> Task objective: Locate every line that holds the string "TextWebSocketHandler" and copy it.

> Materials provided:
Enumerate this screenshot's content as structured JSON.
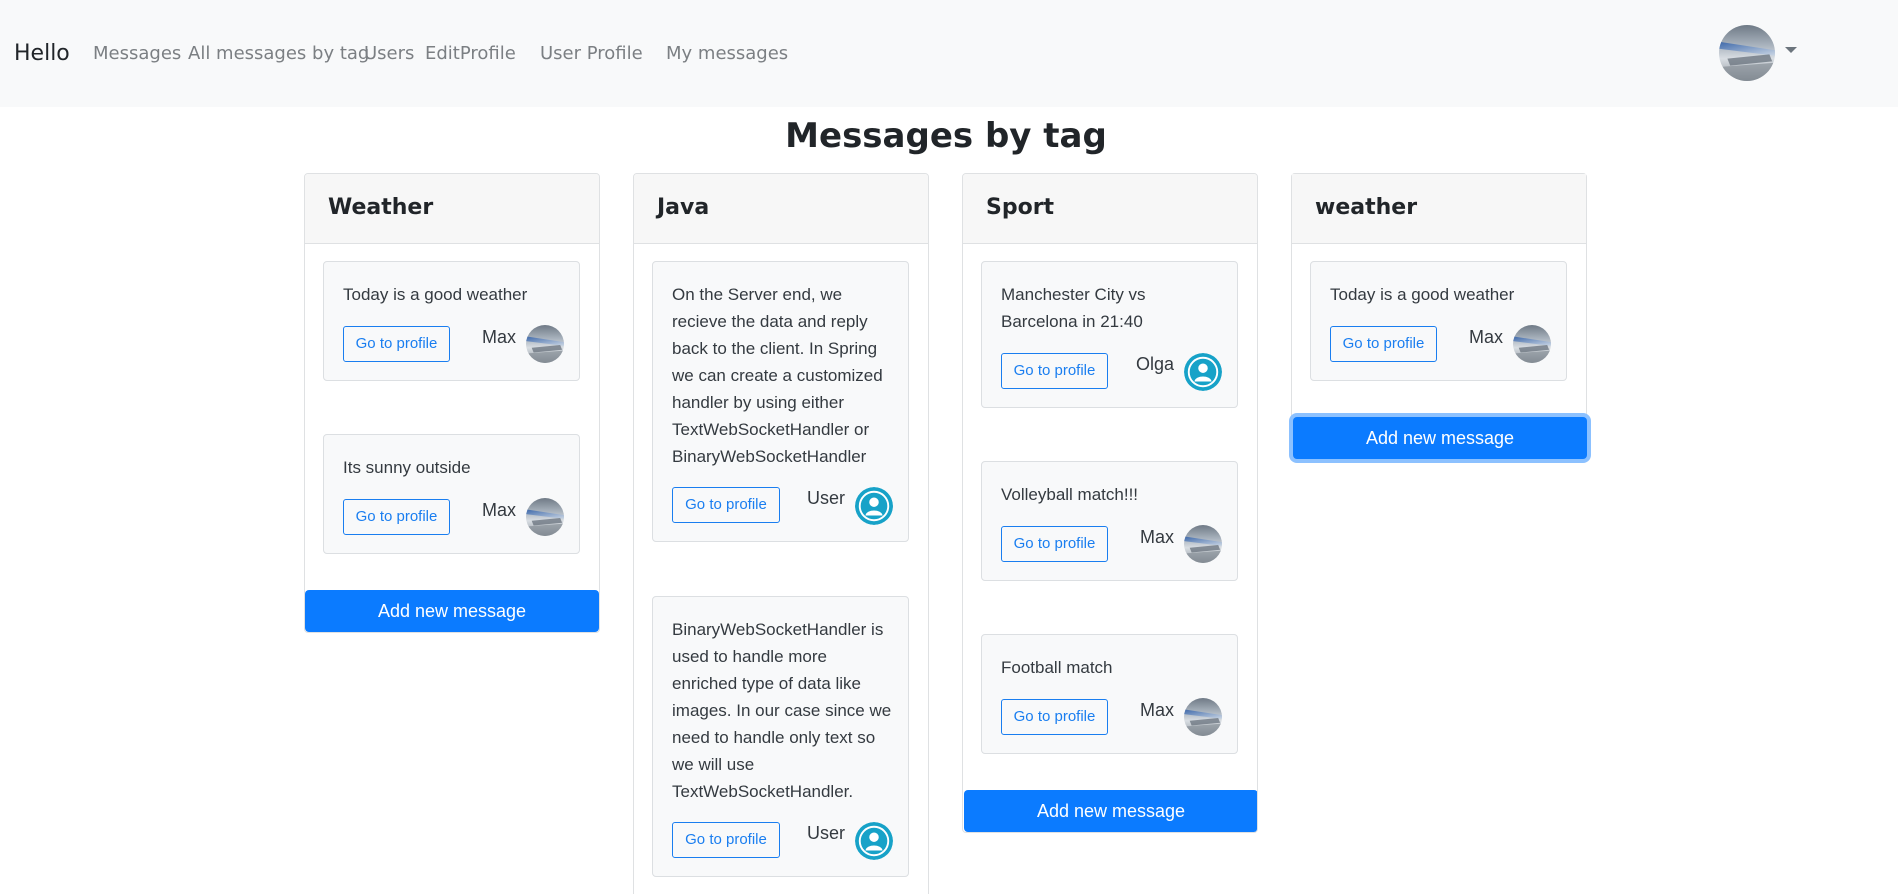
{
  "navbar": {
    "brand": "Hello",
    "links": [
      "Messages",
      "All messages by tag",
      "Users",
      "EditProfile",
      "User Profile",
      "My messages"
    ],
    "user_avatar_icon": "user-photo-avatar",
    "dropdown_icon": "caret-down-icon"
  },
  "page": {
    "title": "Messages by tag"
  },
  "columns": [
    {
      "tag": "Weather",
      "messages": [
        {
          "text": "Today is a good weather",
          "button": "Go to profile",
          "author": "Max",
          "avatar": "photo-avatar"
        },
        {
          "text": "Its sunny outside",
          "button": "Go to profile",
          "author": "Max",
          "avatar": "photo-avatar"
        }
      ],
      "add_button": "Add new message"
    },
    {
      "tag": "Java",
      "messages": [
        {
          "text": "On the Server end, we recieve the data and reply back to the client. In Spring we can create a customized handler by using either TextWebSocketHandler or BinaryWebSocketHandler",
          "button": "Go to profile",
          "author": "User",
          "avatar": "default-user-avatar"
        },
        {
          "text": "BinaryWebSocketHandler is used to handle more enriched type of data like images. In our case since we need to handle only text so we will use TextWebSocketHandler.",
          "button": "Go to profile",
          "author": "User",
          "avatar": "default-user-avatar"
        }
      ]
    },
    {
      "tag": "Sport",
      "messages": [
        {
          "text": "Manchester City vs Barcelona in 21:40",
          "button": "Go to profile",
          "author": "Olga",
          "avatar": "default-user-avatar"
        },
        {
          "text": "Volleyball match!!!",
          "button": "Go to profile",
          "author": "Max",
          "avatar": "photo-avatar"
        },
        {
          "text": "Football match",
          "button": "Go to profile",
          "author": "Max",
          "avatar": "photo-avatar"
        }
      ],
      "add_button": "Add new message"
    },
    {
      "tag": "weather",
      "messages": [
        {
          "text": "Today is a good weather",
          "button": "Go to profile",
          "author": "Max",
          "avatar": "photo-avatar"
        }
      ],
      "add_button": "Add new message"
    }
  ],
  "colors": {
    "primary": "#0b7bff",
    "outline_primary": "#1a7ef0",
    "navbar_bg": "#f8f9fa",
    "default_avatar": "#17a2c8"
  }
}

> Full answer:
          "text": "On the Server end, we recieve the data and reply back to the client. In Spring we can create a customized handler by using either TextWebSocketHandler or BinaryWebSocketHandler",
          "text": "BinaryWebSocketHandler is used to handle more enriched type of data like images. In our case since we need to handle only text so we will use TextWebSocketHandler.",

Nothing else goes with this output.